▶ _AIM OF THE EXERCISE_: Transcribe the records in full, keeping every character as it is.

## Begin GIVEN INFORMATION

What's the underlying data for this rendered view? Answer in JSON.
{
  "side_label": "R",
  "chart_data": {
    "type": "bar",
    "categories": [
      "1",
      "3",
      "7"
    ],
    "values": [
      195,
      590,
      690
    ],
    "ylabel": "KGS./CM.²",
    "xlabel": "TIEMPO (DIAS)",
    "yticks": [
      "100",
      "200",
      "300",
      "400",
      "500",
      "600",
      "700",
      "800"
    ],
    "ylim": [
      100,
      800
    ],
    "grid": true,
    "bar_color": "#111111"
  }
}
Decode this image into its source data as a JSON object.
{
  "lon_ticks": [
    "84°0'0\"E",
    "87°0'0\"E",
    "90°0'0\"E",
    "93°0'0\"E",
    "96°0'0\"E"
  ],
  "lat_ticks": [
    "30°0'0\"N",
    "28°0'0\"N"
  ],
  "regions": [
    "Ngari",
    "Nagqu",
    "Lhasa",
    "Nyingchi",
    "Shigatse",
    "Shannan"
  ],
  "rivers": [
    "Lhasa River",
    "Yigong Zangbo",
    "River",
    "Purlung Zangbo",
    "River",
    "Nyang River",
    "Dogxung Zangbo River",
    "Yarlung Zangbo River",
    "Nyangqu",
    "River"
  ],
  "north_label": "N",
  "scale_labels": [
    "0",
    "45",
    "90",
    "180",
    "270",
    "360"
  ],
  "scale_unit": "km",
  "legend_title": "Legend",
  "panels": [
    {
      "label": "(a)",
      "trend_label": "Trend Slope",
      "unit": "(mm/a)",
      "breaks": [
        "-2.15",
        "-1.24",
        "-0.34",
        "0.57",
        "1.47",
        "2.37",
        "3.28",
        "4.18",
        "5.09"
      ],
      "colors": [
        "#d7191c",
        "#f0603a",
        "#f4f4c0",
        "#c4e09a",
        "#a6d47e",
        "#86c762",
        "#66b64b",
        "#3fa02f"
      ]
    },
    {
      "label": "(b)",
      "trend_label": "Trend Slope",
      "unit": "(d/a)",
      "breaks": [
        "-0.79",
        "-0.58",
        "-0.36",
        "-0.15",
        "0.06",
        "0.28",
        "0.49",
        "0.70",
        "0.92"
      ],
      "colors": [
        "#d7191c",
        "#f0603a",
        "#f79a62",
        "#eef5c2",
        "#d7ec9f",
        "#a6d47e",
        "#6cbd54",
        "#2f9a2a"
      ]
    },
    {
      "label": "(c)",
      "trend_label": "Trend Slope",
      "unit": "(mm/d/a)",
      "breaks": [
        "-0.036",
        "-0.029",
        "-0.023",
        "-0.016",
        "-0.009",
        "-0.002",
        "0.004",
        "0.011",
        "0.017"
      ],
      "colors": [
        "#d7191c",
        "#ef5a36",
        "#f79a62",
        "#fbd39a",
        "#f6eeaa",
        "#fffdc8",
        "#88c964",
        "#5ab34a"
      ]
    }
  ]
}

## End GIVEN INFORMATION

▶ _RESULT BELOW_:
What's the underlying data for this rendered view? Answer in JSON.
{
  "side_label": "R",
  "chart_data": {
    "type": "bar",
    "categories": [
      "1",
      "3",
      "7"
    ],
    "values": [
      195,
      590,
      690
    ],
    "ylabel": "KGS./CM.²",
    "xlabel": "TIEMPO (DIAS)",
    "yticks": [
      "100",
      "200",
      "300",
      "400",
      "500",
      "600",
      "700",
      "800"
    ],
    "ylim": [
      100,
      800
    ],
    "grid": true,
    "bar_color": "#111111"
  }
}
Decode this image into its source data as a JSON object.
{
  "lon_ticks": [
    "84°0'0\"E",
    "87°0'0\"E",
    "90°0'0\"E",
    "93°0'0\"E",
    "96°0'0\"E"
  ],
  "lat_ticks": [
    "30°0'0\"N",
    "28°0'0\"N"
  ],
  "regions": [
    "Ngari",
    "Nagqu",
    "Lhasa",
    "Nyingchi",
    "Shigatse",
    "Shannan"
  ],
  "rivers": [
    "Lhasa River",
    "Yigong Zangbo",
    "River",
    "Purlung Zangbo",
    "River",
    "Nyang River",
    "Dogxung Zangbo River",
    "Yarlung Zangbo River",
    "Nyangqu",
    "River"
  ],
  "north_label": "N",
  "scale_labels": [
    "0",
    "45",
    "90",
    "180",
    "270",
    "360"
  ],
  "scale_unit": "km",
  "legend_title": "Legend",
  "panels": [
    {
      "label": "(a)",
      "trend_label": "Trend Slope",
      "unit": "(mm/a)",
      "breaks": [
        "-2.15",
        "-1.24",
        "-0.34",
        "0.57",
        "1.47",
        "2.37",
        "3.28",
        "4.18",
        "5.09"
      ],
      "colors": [
        "#d7191c",
        "#f0603a",
        "#f4f4c0",
        "#c4e09a",
        "#a6d47e",
        "#86c762",
        "#66b64b",
        "#3fa02f"
      ]
    },
    {
      "label": "(b)",
      "trend_label": "Trend Slope",
      "unit": "(d/a)",
      "breaks": [
        "-0.79",
        "-0.58",
        "-0.36",
        "-0.15",
        "0.06",
        "0.28",
        "0.49",
        "0.70",
        "0.92"
      ],
      "colors": [
        "#d7191c",
        "#f0603a",
        "#f79a62",
        "#eef5c2",
        "#d7ec9f",
        "#a6d47e",
        "#6cbd54",
        "#2f9a2a"
      ]
    },
    {
      "label": "(c)",
      "trend_label": "Trend Slope",
      "unit": "(mm/d/a)",
      "breaks": [
        "-0.036",
        "-0.029",
        "-0.023",
        "-0.016",
        "-0.009",
        "-0.002",
        "0.004",
        "0.011",
        "0.017"
      ],
      "colors": [
        "#d7191c",
        "#ef5a36",
        "#f79a62",
        "#fbd39a",
        "#f6eeaa",
        "#fffdc8",
        "#88c964",
        "#5ab34a"
      ]
    }
  ]
}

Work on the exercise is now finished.